-- Extracted data start --

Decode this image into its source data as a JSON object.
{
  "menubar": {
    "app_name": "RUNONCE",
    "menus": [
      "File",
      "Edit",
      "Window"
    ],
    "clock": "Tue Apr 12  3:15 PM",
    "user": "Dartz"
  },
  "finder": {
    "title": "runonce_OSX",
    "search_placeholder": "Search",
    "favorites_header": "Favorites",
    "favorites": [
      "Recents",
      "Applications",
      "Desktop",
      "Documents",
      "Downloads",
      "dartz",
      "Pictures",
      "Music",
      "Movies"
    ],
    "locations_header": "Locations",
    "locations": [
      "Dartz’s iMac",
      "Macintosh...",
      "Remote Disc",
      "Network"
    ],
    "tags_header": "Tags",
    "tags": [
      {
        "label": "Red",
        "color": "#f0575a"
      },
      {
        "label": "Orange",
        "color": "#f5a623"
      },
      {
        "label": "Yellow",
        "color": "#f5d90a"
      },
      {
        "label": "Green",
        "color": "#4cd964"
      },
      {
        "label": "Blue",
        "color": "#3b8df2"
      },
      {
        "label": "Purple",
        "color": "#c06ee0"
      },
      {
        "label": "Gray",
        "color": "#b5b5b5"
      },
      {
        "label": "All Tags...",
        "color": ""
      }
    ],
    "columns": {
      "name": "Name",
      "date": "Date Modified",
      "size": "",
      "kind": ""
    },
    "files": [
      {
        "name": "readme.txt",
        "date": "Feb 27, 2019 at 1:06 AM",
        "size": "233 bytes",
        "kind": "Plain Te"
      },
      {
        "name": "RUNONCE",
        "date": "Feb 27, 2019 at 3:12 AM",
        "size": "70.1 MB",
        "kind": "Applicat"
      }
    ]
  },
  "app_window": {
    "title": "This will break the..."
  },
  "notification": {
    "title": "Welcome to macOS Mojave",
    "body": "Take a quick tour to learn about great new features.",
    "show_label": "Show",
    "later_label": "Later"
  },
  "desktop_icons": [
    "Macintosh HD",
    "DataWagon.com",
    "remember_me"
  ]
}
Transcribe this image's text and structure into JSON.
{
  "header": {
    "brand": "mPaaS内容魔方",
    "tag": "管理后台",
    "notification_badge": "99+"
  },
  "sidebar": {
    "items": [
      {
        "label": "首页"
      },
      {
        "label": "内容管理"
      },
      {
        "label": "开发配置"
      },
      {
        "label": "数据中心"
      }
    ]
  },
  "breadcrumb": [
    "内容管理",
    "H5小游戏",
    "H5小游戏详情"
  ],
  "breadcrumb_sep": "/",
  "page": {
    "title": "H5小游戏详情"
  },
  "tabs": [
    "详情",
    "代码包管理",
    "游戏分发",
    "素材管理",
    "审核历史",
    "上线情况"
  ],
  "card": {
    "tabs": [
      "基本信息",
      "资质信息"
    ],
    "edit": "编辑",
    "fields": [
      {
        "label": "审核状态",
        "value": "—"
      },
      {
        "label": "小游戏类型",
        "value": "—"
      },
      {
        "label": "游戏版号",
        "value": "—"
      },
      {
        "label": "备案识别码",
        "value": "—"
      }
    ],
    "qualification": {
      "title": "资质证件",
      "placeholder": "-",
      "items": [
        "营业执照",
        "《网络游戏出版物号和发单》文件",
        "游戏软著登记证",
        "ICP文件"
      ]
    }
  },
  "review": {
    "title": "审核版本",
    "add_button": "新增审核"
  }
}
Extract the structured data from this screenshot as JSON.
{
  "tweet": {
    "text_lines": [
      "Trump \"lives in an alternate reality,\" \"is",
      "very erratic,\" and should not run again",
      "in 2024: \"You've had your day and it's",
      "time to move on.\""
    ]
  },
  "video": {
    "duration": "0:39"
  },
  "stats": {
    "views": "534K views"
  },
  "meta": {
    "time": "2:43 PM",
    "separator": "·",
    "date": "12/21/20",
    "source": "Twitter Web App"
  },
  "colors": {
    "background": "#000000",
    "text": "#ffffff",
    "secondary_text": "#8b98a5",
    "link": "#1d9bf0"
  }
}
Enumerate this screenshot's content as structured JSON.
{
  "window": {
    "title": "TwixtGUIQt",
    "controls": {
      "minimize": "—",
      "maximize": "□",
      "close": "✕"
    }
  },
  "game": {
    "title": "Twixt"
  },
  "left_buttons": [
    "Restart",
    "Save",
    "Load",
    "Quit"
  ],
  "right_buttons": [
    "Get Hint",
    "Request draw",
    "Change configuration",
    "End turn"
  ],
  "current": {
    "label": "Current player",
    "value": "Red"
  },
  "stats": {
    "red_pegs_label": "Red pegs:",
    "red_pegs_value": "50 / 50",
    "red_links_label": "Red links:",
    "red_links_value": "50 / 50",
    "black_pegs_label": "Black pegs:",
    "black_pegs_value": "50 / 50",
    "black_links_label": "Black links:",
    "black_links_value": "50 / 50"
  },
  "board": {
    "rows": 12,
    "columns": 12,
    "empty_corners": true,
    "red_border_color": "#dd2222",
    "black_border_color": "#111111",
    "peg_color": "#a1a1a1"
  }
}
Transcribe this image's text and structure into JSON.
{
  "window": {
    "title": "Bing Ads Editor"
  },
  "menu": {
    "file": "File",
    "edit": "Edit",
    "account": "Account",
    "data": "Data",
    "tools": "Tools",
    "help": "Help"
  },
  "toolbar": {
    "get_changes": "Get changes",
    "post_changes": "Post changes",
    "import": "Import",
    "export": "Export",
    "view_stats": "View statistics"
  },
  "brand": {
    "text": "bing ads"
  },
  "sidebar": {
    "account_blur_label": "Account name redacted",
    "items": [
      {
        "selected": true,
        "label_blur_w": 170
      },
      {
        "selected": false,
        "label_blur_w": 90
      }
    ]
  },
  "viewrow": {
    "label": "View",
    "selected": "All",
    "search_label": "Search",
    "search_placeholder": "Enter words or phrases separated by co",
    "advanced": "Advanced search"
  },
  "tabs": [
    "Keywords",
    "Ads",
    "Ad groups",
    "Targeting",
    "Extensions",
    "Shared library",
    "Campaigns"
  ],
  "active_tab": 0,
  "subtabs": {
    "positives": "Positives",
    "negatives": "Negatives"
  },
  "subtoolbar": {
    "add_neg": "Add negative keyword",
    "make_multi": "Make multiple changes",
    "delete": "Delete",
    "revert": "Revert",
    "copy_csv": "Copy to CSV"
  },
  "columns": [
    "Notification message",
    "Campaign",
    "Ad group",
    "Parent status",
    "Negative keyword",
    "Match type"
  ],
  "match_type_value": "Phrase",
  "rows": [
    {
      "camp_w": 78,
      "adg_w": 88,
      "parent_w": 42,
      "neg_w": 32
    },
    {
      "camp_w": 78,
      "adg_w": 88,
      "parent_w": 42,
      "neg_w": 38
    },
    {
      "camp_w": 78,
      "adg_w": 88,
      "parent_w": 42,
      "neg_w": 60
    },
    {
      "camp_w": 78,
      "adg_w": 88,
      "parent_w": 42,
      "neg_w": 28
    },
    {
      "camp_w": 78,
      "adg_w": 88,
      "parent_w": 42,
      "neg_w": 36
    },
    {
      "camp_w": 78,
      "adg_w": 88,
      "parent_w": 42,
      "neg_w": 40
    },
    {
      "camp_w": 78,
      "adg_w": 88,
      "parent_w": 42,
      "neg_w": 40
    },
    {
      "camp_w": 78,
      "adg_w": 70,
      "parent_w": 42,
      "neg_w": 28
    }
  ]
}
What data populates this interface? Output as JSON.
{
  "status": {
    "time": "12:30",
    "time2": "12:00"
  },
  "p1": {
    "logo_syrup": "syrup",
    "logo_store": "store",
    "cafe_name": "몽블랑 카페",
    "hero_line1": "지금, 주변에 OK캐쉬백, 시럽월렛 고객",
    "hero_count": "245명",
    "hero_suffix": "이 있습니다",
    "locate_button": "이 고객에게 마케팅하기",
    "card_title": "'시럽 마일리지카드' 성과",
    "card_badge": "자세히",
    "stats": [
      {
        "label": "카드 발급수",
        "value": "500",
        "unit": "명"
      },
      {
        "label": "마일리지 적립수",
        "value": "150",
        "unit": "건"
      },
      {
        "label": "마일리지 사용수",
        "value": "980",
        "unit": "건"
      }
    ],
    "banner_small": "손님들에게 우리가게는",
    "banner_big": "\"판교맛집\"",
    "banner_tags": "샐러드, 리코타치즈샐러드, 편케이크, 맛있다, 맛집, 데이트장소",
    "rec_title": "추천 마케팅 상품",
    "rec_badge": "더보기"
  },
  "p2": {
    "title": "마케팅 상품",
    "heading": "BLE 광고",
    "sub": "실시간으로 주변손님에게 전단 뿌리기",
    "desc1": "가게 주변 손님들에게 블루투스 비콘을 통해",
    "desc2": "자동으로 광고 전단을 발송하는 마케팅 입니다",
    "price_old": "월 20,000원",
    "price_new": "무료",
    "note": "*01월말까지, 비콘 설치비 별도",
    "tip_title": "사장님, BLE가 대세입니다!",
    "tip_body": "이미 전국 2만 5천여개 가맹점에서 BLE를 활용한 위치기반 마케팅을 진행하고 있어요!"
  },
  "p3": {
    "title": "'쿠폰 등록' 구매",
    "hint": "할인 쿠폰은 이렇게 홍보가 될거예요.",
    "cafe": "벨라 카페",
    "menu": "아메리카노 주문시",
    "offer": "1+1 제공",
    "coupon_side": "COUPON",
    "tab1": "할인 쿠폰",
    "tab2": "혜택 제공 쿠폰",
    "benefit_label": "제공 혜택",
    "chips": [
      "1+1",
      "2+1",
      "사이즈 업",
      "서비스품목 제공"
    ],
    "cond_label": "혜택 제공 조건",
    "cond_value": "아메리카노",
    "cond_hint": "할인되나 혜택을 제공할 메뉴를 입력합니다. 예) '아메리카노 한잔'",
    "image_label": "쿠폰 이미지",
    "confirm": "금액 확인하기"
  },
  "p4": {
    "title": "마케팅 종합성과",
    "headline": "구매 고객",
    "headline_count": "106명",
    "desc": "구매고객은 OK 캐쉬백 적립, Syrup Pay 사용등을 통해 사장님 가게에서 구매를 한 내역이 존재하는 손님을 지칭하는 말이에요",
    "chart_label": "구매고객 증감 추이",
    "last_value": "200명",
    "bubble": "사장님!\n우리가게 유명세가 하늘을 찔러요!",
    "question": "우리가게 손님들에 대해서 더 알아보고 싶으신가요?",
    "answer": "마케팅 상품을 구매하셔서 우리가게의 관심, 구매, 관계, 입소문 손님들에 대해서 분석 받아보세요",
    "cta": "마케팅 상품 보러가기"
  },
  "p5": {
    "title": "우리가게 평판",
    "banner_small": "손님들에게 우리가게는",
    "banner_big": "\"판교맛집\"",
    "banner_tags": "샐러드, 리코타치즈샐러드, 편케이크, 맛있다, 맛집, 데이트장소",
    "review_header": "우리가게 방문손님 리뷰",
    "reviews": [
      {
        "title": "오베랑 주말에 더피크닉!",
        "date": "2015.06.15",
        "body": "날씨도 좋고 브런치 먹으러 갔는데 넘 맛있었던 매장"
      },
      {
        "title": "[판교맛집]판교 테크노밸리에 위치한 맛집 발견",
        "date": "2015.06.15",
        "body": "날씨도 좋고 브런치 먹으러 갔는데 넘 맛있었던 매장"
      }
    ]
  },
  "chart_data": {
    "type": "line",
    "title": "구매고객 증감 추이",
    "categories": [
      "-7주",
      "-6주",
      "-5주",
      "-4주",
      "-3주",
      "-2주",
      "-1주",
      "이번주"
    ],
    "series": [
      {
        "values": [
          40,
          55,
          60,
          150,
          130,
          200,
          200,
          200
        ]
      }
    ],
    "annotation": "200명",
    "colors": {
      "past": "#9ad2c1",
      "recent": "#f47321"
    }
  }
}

-- Extracted data end --

Return each full line of the entries that contains the word "changes".

Written solution:
    "get_changes": "Get changes",
    "post_changes": "Post changes",
    "make_multi": "Make multiple changes",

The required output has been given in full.